SET PROBLEM:
Scan the data below for the string "goof". Show every line where it turns up.

(Data entries)
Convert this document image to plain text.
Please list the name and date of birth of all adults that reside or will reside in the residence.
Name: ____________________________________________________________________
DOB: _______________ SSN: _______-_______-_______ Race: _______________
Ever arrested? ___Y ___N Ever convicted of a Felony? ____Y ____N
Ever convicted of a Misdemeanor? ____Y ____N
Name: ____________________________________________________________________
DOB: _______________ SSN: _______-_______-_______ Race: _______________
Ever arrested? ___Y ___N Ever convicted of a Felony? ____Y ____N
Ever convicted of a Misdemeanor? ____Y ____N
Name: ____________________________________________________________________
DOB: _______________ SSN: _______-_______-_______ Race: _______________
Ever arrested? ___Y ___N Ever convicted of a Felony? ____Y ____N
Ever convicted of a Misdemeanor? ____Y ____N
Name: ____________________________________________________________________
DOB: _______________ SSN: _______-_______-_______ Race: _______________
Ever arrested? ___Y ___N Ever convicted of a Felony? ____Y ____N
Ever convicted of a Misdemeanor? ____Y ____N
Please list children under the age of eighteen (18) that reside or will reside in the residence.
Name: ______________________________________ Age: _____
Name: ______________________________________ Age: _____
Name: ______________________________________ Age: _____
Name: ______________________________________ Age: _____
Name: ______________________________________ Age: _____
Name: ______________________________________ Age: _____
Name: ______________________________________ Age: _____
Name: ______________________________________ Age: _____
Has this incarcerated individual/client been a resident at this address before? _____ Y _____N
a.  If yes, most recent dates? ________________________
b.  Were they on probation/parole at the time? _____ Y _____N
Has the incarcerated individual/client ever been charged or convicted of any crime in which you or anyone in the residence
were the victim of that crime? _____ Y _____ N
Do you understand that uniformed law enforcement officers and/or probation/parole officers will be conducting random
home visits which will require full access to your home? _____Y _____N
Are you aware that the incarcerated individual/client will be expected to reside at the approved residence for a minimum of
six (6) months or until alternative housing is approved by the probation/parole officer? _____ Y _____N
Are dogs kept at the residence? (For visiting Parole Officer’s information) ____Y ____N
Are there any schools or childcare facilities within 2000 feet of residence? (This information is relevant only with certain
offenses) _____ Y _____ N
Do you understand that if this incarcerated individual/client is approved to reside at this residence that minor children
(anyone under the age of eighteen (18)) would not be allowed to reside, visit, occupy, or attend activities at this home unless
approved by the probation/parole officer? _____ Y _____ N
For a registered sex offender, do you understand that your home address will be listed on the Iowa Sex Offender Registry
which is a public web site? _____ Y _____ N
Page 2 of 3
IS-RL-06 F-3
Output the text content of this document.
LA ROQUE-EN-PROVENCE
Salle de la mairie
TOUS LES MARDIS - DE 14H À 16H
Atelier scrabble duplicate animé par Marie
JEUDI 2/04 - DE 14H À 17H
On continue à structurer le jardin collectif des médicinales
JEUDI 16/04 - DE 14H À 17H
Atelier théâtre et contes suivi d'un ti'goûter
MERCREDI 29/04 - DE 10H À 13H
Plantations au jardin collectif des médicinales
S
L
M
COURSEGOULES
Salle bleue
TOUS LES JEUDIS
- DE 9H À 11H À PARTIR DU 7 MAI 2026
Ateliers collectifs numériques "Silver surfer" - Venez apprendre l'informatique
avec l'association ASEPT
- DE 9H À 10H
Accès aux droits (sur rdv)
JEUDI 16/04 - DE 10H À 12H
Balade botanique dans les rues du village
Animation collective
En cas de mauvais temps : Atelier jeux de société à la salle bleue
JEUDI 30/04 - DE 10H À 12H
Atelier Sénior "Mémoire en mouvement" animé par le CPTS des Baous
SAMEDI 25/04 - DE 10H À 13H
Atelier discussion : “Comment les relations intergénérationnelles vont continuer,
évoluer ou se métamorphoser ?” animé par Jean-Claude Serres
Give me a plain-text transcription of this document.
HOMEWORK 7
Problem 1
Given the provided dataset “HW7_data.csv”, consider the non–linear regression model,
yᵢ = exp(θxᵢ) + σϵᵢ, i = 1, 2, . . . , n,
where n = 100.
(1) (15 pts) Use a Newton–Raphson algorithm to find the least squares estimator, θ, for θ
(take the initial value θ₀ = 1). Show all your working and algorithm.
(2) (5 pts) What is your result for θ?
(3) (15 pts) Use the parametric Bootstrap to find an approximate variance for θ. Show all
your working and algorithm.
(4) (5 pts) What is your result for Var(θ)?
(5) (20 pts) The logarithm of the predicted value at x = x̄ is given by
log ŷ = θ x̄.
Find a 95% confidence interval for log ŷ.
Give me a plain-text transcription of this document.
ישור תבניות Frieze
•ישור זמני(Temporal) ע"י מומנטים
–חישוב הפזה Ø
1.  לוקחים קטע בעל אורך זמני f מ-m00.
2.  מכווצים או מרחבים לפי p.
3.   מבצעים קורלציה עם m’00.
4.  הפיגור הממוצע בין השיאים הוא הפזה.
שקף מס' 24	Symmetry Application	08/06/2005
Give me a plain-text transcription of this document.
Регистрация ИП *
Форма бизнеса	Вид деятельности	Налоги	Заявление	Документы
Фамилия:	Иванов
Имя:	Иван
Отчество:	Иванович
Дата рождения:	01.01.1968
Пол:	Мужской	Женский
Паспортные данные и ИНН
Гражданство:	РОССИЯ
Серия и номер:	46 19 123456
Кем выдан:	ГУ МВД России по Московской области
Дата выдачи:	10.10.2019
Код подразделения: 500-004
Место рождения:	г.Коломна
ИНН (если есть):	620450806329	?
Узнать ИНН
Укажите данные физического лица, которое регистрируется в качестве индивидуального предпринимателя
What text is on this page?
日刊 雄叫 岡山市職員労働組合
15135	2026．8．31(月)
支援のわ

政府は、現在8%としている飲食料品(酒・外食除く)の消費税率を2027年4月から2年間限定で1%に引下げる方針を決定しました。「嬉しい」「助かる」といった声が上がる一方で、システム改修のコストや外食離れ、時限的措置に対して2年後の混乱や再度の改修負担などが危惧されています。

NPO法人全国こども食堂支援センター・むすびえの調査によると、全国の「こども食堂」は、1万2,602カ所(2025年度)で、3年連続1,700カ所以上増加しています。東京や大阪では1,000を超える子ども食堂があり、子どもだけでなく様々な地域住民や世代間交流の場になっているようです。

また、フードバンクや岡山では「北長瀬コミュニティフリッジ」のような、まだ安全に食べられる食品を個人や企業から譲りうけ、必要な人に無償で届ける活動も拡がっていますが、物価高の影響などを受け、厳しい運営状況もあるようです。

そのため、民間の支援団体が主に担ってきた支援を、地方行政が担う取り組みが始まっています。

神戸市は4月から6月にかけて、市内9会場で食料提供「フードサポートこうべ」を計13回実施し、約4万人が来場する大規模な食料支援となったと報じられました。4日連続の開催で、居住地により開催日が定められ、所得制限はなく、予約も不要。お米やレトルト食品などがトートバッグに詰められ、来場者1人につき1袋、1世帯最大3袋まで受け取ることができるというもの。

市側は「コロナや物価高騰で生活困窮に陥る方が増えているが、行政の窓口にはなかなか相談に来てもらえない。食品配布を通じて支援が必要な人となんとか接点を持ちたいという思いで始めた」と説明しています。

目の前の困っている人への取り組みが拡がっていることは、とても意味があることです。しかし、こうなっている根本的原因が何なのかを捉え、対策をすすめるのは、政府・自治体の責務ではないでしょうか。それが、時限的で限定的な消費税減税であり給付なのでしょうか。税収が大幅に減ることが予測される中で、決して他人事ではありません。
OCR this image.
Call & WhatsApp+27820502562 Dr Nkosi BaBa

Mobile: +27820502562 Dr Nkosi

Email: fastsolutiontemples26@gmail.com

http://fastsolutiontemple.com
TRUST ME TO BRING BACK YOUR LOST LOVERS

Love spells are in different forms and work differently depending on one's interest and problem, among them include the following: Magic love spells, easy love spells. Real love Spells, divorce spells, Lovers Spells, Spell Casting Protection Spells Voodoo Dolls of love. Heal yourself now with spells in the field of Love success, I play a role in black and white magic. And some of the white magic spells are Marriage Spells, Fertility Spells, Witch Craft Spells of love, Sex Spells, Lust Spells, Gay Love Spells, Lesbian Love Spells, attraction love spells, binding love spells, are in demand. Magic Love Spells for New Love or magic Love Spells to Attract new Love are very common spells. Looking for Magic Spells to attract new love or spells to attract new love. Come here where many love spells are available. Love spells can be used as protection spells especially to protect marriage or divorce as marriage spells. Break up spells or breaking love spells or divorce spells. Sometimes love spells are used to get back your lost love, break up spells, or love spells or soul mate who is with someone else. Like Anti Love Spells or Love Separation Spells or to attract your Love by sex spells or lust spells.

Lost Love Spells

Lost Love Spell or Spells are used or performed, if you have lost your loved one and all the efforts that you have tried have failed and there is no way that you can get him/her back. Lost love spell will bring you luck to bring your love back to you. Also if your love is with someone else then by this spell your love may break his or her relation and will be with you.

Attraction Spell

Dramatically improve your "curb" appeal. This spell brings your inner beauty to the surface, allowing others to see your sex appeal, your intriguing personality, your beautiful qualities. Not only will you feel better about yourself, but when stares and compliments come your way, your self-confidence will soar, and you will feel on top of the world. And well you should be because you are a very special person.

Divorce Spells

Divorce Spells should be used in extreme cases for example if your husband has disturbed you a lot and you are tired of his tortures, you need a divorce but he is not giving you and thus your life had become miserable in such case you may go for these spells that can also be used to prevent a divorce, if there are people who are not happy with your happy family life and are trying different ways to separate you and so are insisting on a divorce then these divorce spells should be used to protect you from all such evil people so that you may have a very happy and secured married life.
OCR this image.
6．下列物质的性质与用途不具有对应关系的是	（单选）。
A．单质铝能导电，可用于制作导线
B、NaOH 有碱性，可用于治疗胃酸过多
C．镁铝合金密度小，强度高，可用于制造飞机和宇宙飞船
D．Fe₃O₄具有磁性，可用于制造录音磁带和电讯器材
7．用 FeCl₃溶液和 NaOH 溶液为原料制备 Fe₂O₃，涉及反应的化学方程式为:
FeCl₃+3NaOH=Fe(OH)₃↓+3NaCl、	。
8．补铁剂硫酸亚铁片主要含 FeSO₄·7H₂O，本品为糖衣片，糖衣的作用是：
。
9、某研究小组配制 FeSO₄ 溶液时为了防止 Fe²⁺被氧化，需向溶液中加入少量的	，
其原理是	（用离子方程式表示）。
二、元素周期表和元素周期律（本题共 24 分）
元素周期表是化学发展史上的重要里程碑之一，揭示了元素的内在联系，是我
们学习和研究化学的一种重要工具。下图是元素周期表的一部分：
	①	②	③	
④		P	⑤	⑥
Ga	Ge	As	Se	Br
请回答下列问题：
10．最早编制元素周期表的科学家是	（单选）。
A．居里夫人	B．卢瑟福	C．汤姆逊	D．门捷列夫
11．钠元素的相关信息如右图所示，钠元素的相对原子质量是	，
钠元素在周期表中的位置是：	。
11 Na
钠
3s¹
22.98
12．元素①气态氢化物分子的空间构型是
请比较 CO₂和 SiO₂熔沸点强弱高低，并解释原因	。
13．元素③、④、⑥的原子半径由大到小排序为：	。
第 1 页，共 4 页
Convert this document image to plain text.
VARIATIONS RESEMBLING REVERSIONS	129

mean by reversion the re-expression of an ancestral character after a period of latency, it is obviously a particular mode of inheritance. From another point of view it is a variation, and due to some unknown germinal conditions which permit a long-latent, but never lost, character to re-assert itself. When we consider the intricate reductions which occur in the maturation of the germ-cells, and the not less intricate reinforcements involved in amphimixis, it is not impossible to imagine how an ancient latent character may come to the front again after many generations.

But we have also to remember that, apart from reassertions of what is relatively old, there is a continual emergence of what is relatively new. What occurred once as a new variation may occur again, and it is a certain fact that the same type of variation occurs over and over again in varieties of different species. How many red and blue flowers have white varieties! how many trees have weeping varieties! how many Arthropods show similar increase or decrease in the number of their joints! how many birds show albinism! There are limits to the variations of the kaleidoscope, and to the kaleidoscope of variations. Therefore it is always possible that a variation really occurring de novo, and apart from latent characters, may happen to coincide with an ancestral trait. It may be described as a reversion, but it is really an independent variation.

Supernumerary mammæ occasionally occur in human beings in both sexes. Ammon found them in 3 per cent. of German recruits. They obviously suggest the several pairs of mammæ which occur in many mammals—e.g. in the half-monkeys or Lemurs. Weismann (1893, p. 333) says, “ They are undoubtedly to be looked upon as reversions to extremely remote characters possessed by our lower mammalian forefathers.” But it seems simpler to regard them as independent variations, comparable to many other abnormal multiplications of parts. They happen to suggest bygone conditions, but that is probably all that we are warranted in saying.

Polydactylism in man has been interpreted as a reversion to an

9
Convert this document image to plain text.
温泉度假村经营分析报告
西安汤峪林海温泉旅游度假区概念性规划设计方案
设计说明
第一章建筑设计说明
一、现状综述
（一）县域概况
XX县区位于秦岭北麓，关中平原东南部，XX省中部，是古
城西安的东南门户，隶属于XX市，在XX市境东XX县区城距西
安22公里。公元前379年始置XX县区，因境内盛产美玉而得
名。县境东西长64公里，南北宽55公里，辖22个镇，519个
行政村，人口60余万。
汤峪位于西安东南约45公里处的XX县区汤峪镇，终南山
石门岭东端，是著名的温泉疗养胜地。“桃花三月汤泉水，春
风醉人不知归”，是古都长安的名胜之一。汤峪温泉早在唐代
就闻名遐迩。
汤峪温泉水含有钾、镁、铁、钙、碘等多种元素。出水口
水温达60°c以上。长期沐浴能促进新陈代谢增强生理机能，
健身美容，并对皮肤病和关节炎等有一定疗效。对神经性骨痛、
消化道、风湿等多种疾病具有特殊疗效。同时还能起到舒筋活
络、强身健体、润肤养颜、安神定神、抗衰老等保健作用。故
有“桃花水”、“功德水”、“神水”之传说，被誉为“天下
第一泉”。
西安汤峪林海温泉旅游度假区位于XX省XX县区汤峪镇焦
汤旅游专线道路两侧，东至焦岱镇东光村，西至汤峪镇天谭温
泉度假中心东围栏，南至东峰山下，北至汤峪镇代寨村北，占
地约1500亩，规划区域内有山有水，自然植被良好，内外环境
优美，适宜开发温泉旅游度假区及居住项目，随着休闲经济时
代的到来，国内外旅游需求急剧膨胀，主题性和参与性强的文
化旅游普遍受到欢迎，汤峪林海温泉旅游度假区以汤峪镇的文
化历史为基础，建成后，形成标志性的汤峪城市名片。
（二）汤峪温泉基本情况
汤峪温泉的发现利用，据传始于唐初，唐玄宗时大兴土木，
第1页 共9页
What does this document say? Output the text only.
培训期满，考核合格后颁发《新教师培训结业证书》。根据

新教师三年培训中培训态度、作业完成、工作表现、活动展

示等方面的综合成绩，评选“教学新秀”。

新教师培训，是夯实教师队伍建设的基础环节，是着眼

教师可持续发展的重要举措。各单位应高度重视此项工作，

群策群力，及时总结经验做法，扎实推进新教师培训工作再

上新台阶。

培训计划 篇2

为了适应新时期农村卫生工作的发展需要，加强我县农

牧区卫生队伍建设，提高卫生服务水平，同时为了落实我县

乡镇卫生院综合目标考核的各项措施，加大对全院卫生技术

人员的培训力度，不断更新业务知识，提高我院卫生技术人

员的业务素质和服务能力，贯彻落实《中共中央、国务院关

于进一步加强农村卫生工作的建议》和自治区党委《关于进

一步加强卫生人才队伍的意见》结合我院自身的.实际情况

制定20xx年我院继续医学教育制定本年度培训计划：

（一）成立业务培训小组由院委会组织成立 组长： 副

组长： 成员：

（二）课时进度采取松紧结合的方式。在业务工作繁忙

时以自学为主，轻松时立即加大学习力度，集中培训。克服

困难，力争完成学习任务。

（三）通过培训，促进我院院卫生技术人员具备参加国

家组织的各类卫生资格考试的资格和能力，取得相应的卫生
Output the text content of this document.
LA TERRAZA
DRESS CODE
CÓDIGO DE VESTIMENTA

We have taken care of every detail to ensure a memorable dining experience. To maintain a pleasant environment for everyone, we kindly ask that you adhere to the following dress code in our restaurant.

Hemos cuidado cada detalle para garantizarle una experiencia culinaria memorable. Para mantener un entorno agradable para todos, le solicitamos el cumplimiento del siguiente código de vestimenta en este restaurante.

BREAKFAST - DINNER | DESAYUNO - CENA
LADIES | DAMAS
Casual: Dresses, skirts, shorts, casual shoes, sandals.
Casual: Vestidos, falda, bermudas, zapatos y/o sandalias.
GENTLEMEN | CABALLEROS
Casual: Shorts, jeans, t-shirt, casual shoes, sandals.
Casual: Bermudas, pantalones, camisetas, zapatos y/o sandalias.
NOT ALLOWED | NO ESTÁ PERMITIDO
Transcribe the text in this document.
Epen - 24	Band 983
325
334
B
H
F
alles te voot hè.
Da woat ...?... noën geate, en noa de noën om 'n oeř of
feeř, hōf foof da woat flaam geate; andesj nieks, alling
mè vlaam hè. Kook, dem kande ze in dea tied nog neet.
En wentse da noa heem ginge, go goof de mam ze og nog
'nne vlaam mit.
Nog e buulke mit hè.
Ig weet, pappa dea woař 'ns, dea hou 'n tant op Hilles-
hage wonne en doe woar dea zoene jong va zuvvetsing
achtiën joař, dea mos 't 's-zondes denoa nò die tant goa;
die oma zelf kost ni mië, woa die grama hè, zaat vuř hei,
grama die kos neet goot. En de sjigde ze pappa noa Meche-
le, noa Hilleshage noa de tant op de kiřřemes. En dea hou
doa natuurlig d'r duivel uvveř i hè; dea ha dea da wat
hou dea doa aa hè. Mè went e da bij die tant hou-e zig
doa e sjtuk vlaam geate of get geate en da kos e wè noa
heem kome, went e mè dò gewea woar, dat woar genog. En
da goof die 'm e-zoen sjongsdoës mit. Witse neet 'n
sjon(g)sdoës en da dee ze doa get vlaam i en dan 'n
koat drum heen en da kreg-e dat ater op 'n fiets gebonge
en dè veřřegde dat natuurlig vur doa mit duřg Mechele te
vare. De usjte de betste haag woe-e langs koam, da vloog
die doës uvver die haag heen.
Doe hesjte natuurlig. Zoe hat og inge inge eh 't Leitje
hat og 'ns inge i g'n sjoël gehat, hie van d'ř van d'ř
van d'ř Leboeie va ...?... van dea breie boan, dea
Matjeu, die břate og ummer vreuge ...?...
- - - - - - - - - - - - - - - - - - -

PROBLEM SOLUTION:
En wentse da noa heem ginge, go goof de mam ze og nog
da goof die 'm e-zoen sjongsdoës mit. Witse neet 'n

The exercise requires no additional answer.